Required action => Leaving out all pictures, return the records word for word.

Given entries =>
/---

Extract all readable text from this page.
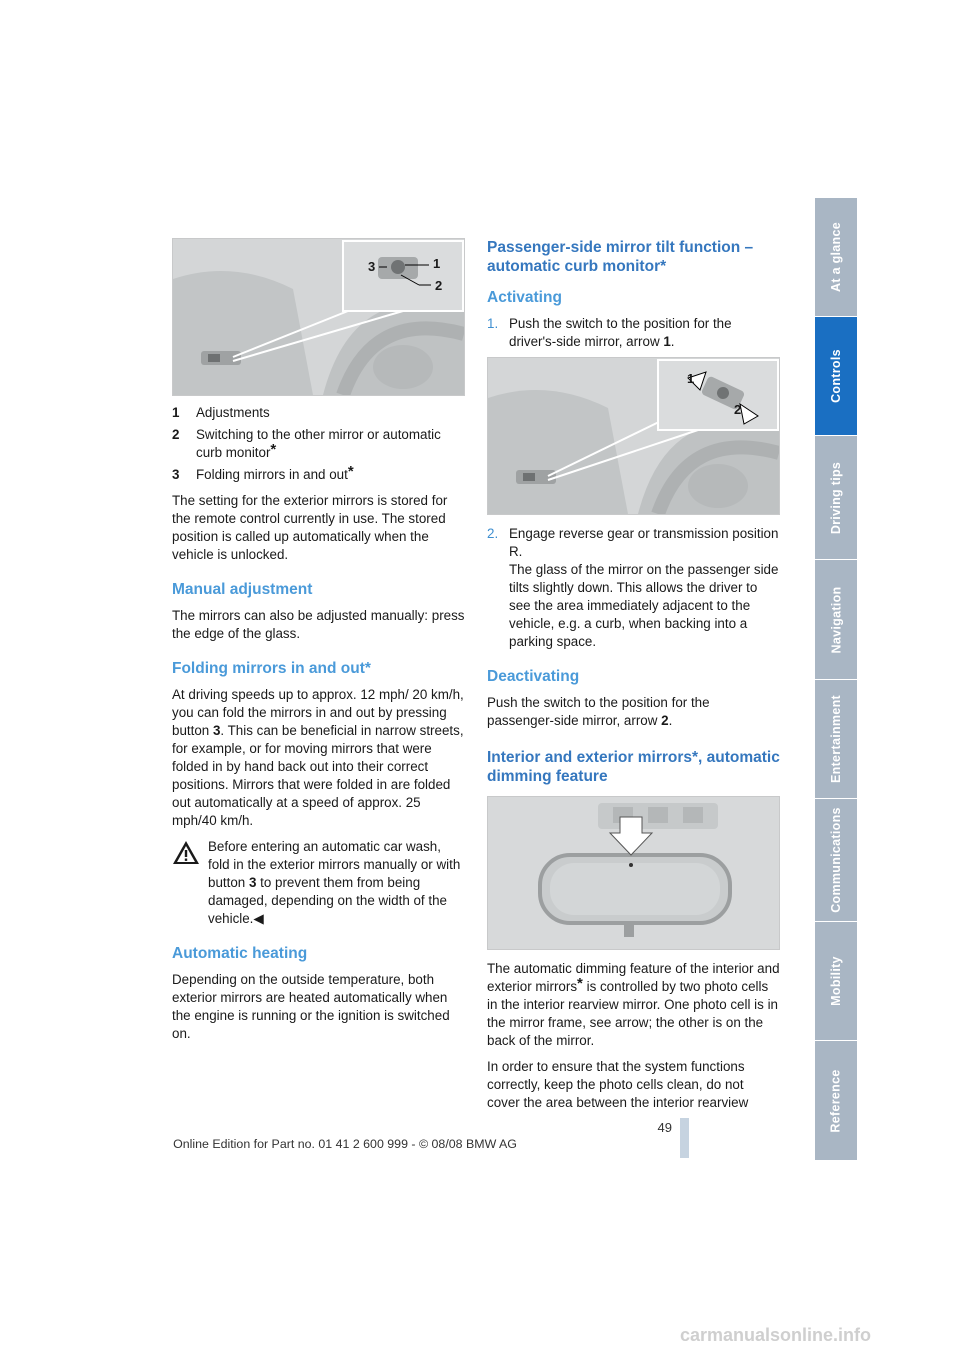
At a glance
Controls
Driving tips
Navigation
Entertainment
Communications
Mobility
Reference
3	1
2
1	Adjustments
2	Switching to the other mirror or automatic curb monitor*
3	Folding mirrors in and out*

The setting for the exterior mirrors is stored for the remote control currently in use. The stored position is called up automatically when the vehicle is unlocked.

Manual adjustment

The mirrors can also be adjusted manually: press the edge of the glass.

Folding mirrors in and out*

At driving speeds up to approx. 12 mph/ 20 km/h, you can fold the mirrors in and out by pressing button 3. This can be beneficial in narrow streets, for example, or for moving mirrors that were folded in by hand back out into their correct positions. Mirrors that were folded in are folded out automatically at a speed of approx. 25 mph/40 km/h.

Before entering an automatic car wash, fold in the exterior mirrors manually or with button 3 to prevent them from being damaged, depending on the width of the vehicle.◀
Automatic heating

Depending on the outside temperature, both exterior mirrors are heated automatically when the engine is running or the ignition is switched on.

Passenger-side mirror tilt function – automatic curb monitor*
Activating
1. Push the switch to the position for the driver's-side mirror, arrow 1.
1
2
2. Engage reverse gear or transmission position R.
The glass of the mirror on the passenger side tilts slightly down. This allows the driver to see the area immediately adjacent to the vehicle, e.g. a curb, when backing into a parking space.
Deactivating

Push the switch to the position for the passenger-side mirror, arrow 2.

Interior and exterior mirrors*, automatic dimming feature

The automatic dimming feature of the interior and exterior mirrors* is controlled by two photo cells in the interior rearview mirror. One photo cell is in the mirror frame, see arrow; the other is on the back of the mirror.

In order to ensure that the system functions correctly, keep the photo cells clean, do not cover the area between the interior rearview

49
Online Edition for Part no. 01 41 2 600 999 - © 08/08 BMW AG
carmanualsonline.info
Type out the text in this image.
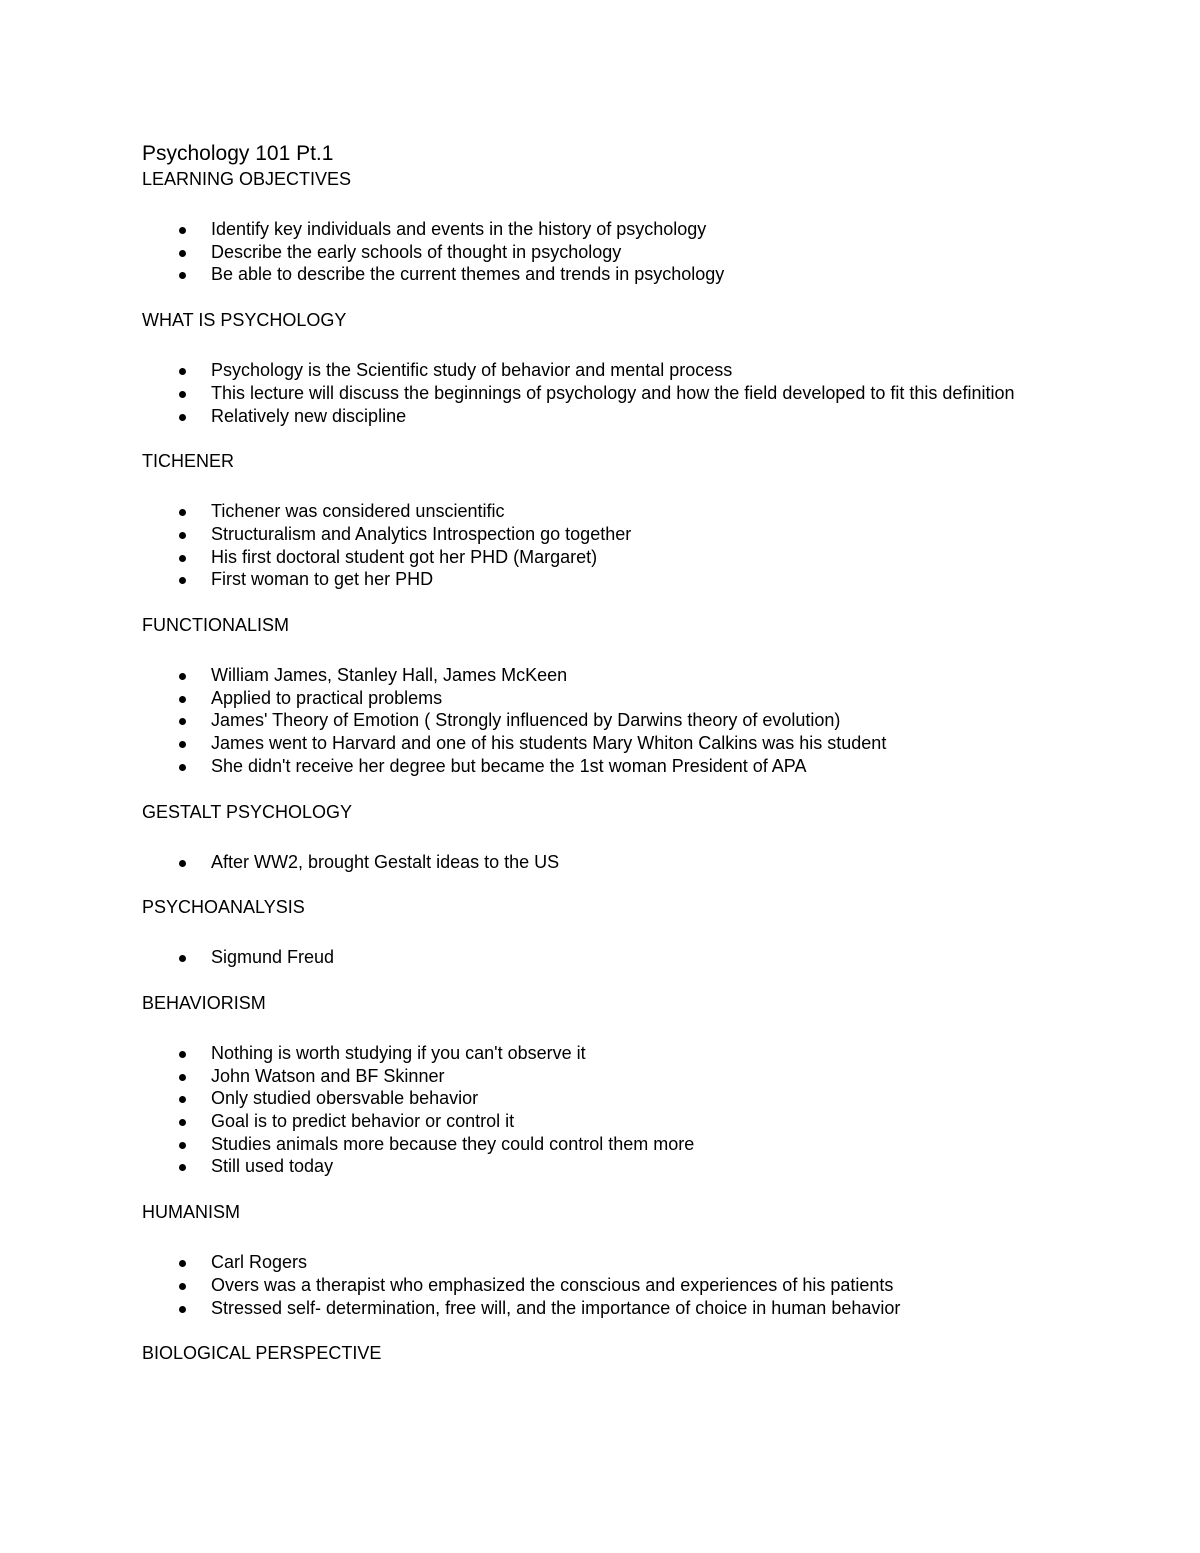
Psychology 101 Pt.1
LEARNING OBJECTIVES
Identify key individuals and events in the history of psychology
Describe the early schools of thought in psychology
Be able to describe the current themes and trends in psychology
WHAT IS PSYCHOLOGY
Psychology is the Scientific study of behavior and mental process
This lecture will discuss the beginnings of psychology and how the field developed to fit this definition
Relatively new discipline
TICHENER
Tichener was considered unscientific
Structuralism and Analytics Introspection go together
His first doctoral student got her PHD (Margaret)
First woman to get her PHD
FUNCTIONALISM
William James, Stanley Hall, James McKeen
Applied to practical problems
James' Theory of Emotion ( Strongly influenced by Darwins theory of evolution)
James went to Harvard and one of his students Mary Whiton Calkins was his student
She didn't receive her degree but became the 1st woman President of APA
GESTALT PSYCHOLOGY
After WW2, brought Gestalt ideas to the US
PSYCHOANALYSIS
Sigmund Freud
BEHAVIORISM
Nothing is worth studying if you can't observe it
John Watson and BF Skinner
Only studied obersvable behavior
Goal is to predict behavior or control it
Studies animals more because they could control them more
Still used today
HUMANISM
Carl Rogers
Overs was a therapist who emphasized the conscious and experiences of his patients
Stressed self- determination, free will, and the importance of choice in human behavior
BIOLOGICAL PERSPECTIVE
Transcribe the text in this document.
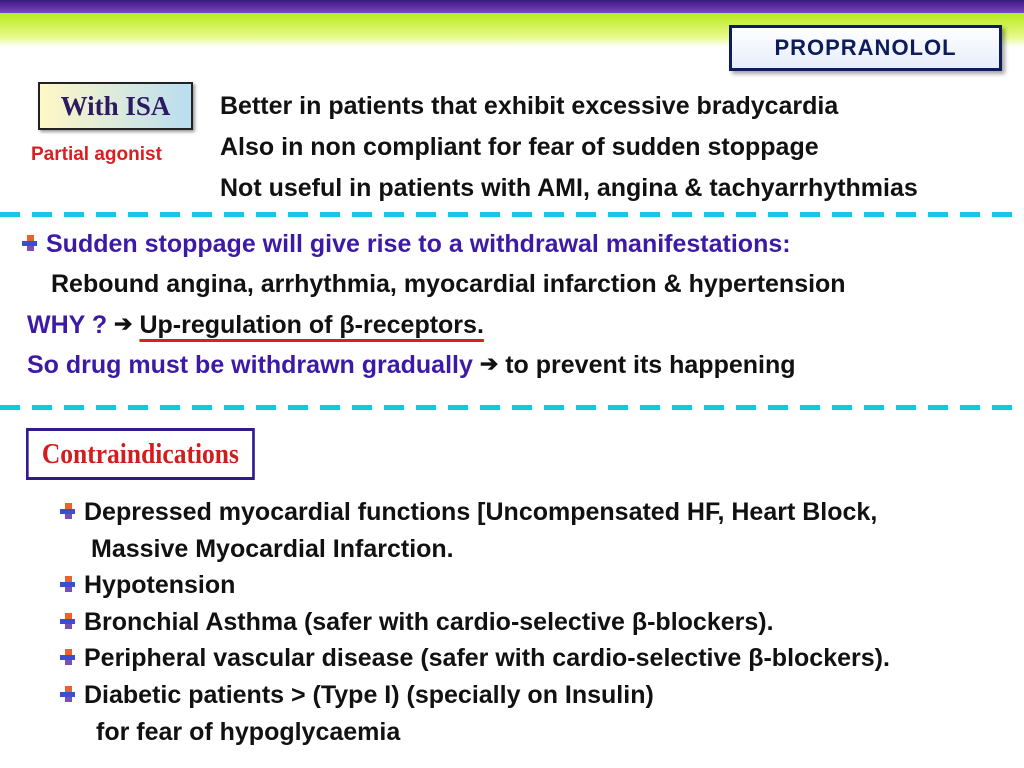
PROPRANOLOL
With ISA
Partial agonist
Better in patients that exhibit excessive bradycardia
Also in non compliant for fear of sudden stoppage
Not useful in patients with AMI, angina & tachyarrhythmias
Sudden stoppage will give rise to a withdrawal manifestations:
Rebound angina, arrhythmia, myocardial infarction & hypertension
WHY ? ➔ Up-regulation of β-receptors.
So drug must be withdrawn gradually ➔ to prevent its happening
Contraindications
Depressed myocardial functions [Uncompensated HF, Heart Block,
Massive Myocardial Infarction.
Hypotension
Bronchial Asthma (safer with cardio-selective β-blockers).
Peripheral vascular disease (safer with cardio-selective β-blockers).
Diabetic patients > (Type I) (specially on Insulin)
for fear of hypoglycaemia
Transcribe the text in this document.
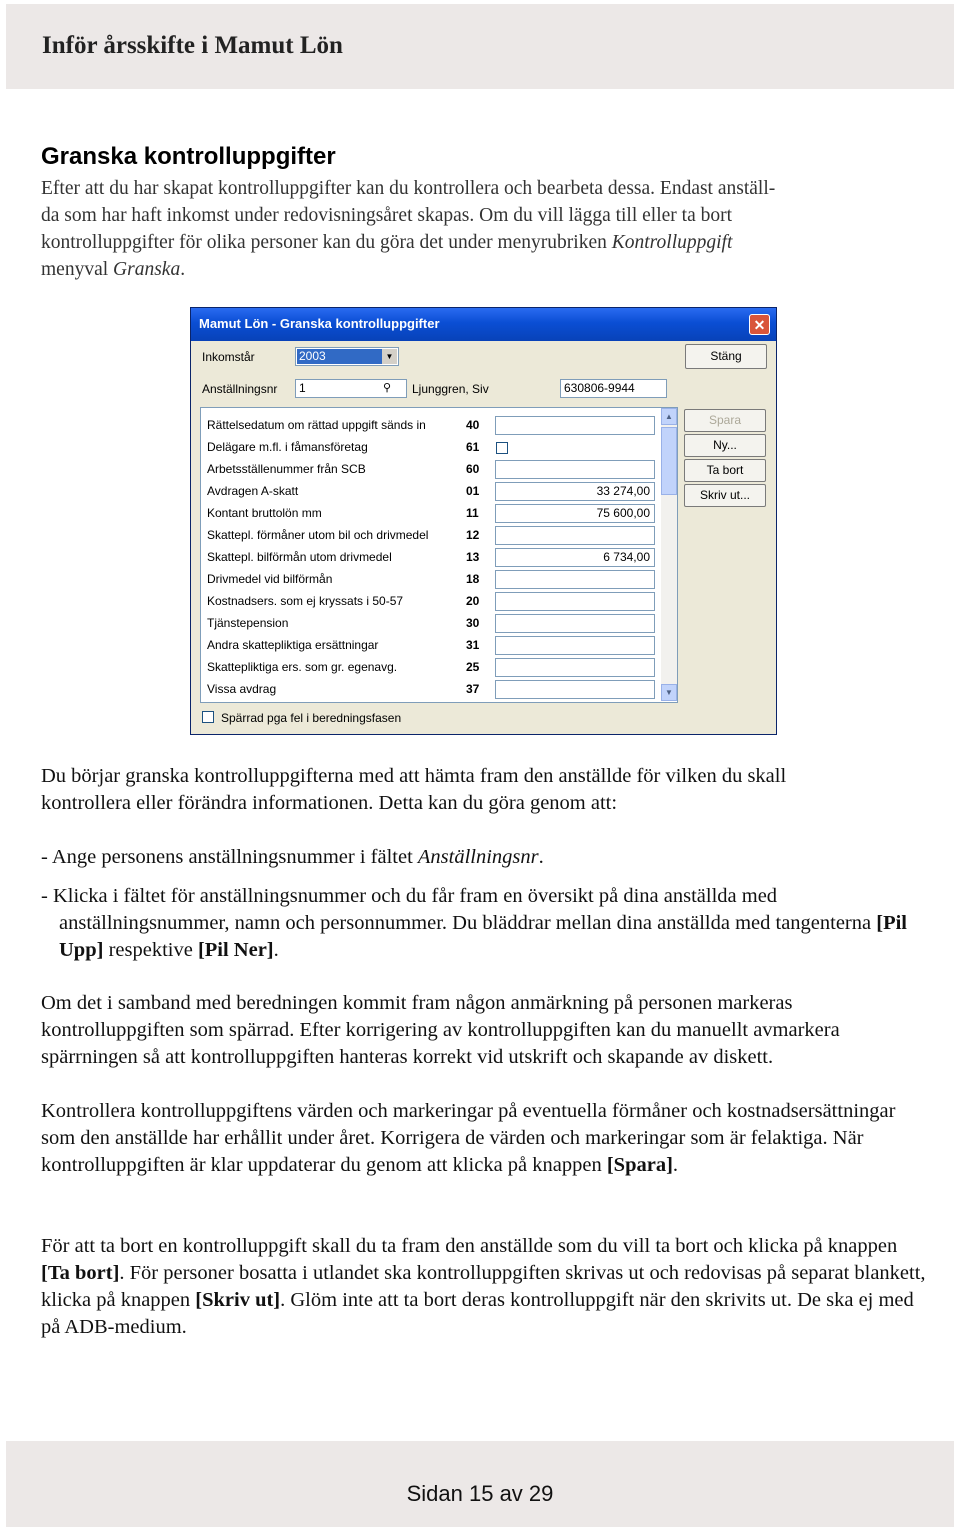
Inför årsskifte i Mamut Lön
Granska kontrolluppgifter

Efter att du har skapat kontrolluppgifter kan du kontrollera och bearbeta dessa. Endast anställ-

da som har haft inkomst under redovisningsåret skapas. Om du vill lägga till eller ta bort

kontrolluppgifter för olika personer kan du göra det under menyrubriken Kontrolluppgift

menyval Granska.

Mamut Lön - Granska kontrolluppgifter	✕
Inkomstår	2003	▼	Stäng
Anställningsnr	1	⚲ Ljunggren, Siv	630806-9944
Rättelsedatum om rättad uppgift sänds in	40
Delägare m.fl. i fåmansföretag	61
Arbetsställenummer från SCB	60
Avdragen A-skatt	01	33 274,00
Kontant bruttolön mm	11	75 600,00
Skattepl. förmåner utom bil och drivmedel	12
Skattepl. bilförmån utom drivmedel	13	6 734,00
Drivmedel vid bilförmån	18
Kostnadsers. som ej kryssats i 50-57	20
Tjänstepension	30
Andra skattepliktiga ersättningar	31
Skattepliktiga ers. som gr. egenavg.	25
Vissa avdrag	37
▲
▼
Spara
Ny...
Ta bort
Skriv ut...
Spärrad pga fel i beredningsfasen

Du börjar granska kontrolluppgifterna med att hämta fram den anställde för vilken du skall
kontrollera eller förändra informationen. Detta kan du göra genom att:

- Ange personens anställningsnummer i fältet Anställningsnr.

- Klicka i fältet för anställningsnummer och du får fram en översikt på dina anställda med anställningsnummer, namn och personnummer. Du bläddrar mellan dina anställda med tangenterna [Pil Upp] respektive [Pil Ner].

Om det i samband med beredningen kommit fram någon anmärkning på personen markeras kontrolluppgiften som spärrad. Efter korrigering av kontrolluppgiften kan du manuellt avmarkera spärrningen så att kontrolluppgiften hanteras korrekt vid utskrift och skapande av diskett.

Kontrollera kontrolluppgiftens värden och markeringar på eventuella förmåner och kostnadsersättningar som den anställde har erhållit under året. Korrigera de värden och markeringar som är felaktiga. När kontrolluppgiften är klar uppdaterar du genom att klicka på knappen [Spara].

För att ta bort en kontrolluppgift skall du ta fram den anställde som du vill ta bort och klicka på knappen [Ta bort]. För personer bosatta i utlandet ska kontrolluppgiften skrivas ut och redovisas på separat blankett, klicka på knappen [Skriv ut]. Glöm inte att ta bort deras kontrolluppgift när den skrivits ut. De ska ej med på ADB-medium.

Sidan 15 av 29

\---

Reply to the task =>
Extract all readable text from this page.
At a glance
Controls
Driving tips
Navigation
Entertainment
Communications
Mobility
Reference
3	1
2
1	Adjustments
2	Switching to the other mirror or automatic curb monitor*
3	Folding mirrors in and out*

The setting for the exterior mirrors is stored for the remote control currently in use. The stored position is called up automatically when the vehicle is unlocked.

Manual adjustment

The mirrors can also be adjusted manually: press the edge of the glass.

Folding mirrors in and out*

At driving speeds up to approx. 12 mph/ 20 km/h, you can fold the mirrors in and out by pressing button 3. This can be beneficial in narrow streets, for example, or for moving mirrors that were folded in by hand back out into their correct positions. Mirrors that were folded in are folded out automatically at a speed of approx. 25 mph/40 km/h.

Before entering an automatic car wash, fold in the exterior mirrors manually or with button 3 to prevent them from being damaged, depending on the width of the vehicle.◀
Automatic heating

Depending on the outside temperature, both exterior mirrors are heated automatically when the engine is running or the ignition is switched on.

Passenger-side mirror tilt function – automatic curb monitor*
Activating
1. Push the switch to the position for the driver's-side mirror, arrow 1.
1
2
2. Engage reverse gear or transmission position R.
The glass of the mirror on the passenger side tilts slightly down. This allows the driver to see the area immediately adjacent to the vehicle, e.g. a curb, when backing into a parking space.
Deactivating

Push the switch to the position for the passenger-side mirror, arrow 2.

Interior and exterior mirrors*, automatic dimming feature

The automatic dimming feature of the interior and exterior mirrors* is controlled by two photo cells in the interior rearview mirror. One photo cell is in the mirror frame, see arrow; the other is on the back of the mirror.

In order to ensure that the system functions correctly, keep the photo cells clean, do not cover the area between the interior rearview

49
Online Edition for Part no. 01 41 2 600 999 - © 08/08 BMW AG
carmanualsonline.info
Type out the text in this image.
Psychology 101 Pt.1
LEARNING OBJECTIVES
Identify key individuals and events in the history of psychology
Describe the early schools of thought in psychology
Be able to describe the current themes and trends in psychology
WHAT IS PSYCHOLOGY
Psychology is the Scientific study of behavior and mental process
This lecture will discuss the beginnings of psychology and how the field developed to fit this definition
Relatively new discipline
TICHENER
Tichener was considered unscientific
Structuralism and Analytics Introspection go together
His first doctoral student got her PHD (Margaret)
First woman to get her PHD
FUNCTIONALISM
William James, Stanley Hall, James McKeen
Applied to practical problems
James' Theory of Emotion ( Strongly influenced by Darwins theory of evolution)
James went to Harvard and one of his students Mary Whiton Calkins was his student
She didn't receive her degree but became the 1st woman President of APA
GESTALT PSYCHOLOGY
After WW2, brought Gestalt ideas to the US
PSYCHOANALYSIS
Sigmund Freud
BEHAVIORISM
Nothing is worth studying if you can't observe it
John Watson and BF Skinner
Only studied obersvable behavior
Goal is to predict behavior or control it
Studies animals more because they could control them more
Still used today
HUMANISM
Carl Rogers
Overs was a therapist who emphasized the conscious and experiences of his patients
Stressed self- determination, free will, and the importance of choice in human behavior
BIOLOGICAL PERSPECTIVE
Transcribe the text in this document.
PROPRANOLOL
With ISA
Partial agonist
Better in patients that exhibit excessive bradycardia
Also in non compliant for fear of sudden stoppage
Not useful in patients with AMI, angina & tachyarrhythmias
Sudden stoppage will give rise to a withdrawal manifestations:
Rebound angina, arrhythmia, myocardial infarction & hypertension
WHY ? ➔ Up-regulation of β-receptors.
So drug must be withdrawn gradually ➔ to prevent its happening
Contraindications
Depressed myocardial functions [Uncompensated HF, Heart Block,
Massive Myocardial Infarction.
Hypotension
Bronchial Asthma (safer with cardio-selective β-blockers).
Peripheral vascular disease (safer with cardio-selective β-blockers).
Diabetic patients > (Type I) (specially on Insulin)
for fear of hypoglycaemia
Transcribe the text in this document.
Inför årsskifte i Mamut Lön
Granska kontrolluppgifter

Efter att du har skapat kontrolluppgifter kan du kontrollera och bearbeta dessa. Endast anställ-

da som har haft inkomst under redovisningsåret skapas. Om du vill lägga till eller ta bort

kontrolluppgifter för olika personer kan du göra det under menyrubriken Kontrolluppgift

menyval Granska.

Mamut Lön - Granska kontrolluppgifter	✕
Inkomstår	2003	▼	Stäng
Anställningsnr	1	⚲ Ljunggren, Siv	630806-9944
Rättelsedatum om rättad uppgift sänds in	40
Delägare m.fl. i fåmansföretag	61
Arbetsställenummer från SCB	60
Avdragen A-skatt	01	33 274,00
Kontant bruttolön mm	11	75 600,00
Skattepl. förmåner utom bil och drivmedel	12
Skattepl. bilförmån utom drivmedel	13	6 734,00
Drivmedel vid bilförmån	18
Kostnadsers. som ej kryssats i 50-57	20
Tjänstepension	30
Andra skattepliktiga ersättningar	31
Skattepliktiga ers. som gr. egenavg.	25
Vissa avdrag	37
▲
▼
Spara
Ny...
Ta bort
Skriv ut...
Spärrad pga fel i beredningsfasen

Du börjar granska kontrolluppgifterna med att hämta fram den anställde för vilken du skall
kontrollera eller förändra informationen. Detta kan du göra genom att:

- Ange personens anställningsnummer i fältet Anställningsnr.

- Klicka i fältet för anställningsnummer och du får fram en översikt på dina anställda med anställningsnummer, namn och personnummer. Du bläddrar mellan dina anställda med tangenterna [Pil Upp] respektive [Pil Ner].

Om det i samband med beredningen kommit fram någon anmärkning på personen markeras kontrolluppgiften som spärrad. Efter korrigering av kontrolluppgiften kan du manuellt avmarkera spärrningen så att kontrolluppgiften hanteras korrekt vid utskrift och skapande av diskett.

Kontrollera kontrolluppgiftens värden och markeringar på eventuella förmåner och kostnadsersättningar som den anställde har erhållit under året. Korrigera de värden och markeringar som är felaktiga. När kontrolluppgiften är klar uppdaterar du genom att klicka på knappen [Spara].

För att ta bort en kontrolluppgift skall du ta fram den anställde som du vill ta bort och klicka på knappen [Ta bort]. För personer bosatta i utlandet ska kontrolluppgiften skrivas ut och redovisas på separat blankett, klicka på knappen [Skriv ut]. Glöm inte att ta bort deras kontrolluppgift när den skrivits ut. De ska ej med på ADB-medium.

Sidan 15 av 29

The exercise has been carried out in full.